## start The records

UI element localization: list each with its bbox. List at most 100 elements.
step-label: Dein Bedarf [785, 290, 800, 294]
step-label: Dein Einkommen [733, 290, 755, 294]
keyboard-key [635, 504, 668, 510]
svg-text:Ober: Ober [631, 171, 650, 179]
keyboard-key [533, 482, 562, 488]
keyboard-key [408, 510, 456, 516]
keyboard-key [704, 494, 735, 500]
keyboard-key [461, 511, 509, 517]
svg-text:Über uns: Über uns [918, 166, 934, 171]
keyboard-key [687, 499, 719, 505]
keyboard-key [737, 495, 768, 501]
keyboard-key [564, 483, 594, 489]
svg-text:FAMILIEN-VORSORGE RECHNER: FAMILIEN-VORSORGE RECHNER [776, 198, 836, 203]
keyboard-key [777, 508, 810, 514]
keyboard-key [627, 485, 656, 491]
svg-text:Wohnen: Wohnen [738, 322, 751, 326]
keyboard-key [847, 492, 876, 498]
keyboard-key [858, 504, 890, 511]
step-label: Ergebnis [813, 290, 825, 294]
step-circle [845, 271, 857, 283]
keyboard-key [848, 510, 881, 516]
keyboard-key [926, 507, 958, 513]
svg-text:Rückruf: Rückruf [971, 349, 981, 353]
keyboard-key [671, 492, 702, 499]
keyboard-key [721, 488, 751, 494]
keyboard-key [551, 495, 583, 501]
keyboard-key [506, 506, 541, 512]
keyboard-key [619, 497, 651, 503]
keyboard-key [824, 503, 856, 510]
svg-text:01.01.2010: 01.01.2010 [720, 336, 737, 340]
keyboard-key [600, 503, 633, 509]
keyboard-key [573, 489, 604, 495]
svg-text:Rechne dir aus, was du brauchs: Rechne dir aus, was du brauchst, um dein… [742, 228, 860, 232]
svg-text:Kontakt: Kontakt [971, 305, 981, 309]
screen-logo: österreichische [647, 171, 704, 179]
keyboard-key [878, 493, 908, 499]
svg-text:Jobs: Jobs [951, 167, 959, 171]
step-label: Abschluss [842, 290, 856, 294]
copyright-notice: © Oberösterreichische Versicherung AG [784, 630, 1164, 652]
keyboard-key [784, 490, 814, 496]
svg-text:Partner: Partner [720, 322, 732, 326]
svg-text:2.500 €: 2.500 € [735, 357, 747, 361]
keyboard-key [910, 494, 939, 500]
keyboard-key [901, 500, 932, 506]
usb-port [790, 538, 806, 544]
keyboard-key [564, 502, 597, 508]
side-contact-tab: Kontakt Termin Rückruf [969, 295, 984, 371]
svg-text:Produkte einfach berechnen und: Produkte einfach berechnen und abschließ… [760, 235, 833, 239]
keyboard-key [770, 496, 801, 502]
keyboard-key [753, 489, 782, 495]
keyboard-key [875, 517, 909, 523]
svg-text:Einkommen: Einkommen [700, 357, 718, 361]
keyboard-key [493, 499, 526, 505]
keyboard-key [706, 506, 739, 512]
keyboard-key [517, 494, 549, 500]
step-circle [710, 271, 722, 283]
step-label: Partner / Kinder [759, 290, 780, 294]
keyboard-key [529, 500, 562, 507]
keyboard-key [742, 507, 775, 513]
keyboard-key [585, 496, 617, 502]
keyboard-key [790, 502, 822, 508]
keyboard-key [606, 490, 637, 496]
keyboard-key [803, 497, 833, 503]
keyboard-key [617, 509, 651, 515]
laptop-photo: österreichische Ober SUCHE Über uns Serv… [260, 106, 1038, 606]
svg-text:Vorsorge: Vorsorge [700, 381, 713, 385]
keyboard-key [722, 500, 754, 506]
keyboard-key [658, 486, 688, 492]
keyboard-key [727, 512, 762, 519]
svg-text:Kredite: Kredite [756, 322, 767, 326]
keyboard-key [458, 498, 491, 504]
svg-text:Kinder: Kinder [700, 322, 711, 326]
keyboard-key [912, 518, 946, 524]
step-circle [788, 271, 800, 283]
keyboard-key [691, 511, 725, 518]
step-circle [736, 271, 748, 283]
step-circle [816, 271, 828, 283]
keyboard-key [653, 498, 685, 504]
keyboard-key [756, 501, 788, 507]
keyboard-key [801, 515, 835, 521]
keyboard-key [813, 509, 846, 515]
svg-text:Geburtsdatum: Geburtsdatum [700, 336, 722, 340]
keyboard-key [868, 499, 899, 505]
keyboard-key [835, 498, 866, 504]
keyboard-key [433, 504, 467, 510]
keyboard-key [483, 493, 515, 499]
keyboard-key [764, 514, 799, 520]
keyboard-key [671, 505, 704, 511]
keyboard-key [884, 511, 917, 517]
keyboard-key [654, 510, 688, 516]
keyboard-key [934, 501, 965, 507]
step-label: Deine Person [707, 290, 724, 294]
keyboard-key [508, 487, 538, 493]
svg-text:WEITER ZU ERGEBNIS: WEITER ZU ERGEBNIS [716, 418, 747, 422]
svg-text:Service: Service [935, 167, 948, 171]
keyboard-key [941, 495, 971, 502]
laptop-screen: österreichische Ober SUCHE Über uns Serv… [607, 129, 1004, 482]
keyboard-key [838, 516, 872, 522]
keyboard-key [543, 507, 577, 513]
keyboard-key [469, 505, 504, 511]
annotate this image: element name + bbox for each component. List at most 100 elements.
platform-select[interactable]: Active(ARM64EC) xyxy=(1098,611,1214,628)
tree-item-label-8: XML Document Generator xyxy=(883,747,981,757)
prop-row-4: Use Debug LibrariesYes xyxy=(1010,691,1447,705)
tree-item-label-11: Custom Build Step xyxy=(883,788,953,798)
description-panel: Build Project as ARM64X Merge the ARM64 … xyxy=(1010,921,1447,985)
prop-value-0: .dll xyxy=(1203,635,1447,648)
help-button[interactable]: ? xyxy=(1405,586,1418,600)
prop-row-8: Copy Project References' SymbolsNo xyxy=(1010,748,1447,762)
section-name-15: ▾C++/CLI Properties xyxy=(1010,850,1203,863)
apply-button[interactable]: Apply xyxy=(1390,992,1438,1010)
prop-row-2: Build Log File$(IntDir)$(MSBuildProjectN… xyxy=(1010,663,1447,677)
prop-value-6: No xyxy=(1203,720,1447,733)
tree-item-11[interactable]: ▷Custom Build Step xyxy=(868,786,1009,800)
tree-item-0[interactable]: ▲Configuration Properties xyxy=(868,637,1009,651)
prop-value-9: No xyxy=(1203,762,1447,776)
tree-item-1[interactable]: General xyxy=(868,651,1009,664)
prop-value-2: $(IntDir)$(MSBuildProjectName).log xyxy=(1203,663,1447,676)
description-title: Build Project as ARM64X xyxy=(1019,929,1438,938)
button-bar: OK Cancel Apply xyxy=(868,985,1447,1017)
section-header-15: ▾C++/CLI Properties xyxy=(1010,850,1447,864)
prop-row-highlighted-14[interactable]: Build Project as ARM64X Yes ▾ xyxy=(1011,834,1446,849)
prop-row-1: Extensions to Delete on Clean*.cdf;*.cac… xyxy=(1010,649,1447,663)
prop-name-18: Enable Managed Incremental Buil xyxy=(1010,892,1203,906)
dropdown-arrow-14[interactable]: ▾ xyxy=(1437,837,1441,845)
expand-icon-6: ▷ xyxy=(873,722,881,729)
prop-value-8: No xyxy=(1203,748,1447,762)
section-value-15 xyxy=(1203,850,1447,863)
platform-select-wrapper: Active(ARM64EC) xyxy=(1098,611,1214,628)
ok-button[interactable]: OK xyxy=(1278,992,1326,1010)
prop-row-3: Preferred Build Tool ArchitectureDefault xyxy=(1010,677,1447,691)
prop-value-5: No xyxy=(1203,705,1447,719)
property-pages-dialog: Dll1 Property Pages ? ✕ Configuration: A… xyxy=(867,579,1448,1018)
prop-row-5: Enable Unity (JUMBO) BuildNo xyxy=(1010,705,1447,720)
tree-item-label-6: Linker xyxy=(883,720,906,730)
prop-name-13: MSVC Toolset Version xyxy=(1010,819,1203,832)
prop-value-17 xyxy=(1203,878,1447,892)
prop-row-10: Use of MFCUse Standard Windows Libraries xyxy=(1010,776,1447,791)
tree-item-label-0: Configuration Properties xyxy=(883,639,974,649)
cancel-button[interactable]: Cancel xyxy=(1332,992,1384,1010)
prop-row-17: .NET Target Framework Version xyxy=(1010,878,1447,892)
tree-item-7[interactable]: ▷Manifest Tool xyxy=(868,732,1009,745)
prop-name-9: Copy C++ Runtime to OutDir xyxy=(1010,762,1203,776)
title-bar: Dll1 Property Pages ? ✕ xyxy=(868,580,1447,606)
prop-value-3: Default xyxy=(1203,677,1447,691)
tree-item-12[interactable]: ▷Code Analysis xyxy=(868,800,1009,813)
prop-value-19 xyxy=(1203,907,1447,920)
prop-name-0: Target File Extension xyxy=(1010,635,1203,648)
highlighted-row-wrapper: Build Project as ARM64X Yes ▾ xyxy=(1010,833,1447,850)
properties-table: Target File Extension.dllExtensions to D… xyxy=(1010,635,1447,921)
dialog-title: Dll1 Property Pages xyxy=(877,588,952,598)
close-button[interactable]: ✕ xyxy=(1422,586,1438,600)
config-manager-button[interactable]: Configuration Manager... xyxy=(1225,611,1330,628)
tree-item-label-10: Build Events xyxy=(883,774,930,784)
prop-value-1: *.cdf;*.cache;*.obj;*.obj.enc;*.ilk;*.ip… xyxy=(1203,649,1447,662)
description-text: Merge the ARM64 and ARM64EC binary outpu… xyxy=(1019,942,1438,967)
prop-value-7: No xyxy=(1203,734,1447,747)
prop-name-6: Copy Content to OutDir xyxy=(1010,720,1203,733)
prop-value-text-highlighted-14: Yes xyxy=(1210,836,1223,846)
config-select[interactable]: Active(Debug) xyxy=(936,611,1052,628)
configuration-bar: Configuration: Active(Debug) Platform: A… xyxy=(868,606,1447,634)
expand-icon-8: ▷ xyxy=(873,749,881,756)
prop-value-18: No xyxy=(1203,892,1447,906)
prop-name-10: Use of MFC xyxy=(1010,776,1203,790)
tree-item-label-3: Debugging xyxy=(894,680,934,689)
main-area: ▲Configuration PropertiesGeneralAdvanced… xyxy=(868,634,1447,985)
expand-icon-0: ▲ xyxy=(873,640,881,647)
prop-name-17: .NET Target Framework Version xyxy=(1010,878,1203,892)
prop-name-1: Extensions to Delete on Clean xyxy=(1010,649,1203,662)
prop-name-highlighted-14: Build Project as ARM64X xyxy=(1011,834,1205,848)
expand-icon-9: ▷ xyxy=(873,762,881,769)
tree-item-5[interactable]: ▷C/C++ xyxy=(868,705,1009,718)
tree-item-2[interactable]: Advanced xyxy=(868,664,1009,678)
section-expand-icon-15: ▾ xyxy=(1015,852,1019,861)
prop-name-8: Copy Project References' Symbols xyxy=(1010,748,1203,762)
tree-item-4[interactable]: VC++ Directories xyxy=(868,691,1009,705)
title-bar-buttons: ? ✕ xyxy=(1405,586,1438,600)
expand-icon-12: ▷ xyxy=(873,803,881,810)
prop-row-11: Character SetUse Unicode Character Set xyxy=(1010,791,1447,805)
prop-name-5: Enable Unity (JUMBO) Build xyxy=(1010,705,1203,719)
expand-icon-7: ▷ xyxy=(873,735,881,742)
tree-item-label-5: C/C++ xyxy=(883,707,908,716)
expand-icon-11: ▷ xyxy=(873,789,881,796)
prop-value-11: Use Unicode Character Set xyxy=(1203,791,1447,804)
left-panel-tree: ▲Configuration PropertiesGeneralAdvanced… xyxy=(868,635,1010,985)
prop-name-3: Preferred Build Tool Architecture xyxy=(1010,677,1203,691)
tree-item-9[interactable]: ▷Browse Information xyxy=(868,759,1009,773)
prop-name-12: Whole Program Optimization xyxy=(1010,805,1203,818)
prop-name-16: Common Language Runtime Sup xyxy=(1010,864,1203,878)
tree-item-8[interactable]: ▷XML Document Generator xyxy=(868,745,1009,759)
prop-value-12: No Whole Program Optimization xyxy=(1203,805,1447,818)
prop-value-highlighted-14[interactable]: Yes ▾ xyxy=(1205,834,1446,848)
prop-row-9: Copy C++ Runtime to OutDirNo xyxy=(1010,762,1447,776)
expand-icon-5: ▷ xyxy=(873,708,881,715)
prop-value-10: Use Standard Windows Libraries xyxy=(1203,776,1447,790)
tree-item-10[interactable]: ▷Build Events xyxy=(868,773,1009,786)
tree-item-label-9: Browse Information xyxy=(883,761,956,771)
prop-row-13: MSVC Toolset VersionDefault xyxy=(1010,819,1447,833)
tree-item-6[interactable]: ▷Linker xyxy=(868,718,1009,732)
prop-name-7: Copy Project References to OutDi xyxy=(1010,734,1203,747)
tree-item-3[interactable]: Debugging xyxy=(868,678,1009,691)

## end The records

● **Task brief**
Reproduce word for word every line from the start of the records through the line containing "keyboard-key [737, 495, 768, 501]", including that line.

● **The reply**
UI element localization: list each with its bbox. List at most 100 elements.
step-label: Dein Bedarf [785, 290, 800, 294]
step-label: Dein Einkommen [733, 290, 755, 294]
keyboard-key [635, 504, 668, 510]
svg-text:Ober: Ober [631, 171, 650, 179]
keyboard-key [533, 482, 562, 488]
keyboard-key [408, 510, 456, 516]
keyboard-key [704, 494, 735, 500]
keyboard-key [461, 511, 509, 517]
svg-text:Über uns: Über uns [918, 166, 934, 171]
keyboard-key [687, 499, 719, 505]
keyboard-key [737, 495, 768, 501]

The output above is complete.